◆ **WHAT IS REQUIRED**
Of the lines in these entries, how many contain the string "Side"? Give the number and nothing else.

* Start *

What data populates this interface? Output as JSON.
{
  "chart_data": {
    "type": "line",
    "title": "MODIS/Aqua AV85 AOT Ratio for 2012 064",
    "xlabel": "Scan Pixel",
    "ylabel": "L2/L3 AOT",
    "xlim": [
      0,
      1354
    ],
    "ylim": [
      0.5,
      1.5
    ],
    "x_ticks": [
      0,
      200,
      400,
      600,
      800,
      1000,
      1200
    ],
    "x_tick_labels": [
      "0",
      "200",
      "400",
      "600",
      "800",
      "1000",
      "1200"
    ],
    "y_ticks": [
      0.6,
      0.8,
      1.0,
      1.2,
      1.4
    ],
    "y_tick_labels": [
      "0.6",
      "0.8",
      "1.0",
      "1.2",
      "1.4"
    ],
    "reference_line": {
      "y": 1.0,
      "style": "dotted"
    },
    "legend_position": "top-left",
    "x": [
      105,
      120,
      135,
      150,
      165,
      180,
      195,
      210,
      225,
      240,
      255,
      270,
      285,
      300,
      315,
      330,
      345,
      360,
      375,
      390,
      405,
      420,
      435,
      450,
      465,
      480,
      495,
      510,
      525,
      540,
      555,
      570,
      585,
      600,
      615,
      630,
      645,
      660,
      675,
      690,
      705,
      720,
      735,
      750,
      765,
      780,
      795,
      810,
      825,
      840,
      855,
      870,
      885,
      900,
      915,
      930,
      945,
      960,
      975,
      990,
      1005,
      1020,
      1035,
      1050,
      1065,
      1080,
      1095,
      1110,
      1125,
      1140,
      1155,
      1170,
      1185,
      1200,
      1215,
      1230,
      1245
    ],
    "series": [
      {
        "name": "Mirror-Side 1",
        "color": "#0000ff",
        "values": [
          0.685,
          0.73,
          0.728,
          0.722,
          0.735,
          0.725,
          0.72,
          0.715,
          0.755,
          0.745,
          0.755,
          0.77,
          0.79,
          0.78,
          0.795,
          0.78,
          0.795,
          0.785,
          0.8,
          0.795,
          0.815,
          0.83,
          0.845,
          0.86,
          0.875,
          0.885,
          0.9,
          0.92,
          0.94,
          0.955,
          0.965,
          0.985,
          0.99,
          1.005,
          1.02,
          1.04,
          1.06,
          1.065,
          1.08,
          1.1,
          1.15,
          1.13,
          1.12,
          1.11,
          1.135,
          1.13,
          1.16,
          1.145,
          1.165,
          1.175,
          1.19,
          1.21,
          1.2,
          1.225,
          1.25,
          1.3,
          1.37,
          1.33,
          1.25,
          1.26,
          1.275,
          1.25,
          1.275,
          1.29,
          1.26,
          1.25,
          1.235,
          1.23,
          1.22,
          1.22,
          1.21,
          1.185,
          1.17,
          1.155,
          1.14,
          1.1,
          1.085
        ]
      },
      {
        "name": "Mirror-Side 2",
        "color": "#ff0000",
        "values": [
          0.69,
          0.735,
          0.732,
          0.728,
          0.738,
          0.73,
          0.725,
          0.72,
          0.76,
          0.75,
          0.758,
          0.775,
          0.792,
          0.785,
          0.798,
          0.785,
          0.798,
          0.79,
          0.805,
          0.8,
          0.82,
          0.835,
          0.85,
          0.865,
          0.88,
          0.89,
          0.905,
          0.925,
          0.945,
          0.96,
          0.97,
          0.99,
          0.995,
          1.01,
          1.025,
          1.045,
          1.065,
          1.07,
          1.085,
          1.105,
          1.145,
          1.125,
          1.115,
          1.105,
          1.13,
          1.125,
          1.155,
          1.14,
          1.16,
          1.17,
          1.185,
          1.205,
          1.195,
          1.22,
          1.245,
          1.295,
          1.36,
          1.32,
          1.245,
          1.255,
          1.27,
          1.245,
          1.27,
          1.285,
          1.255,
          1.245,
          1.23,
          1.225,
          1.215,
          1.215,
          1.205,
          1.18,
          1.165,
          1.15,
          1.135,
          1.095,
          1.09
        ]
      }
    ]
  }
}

* End *

◆ **EXERCISE SOLUTION**
2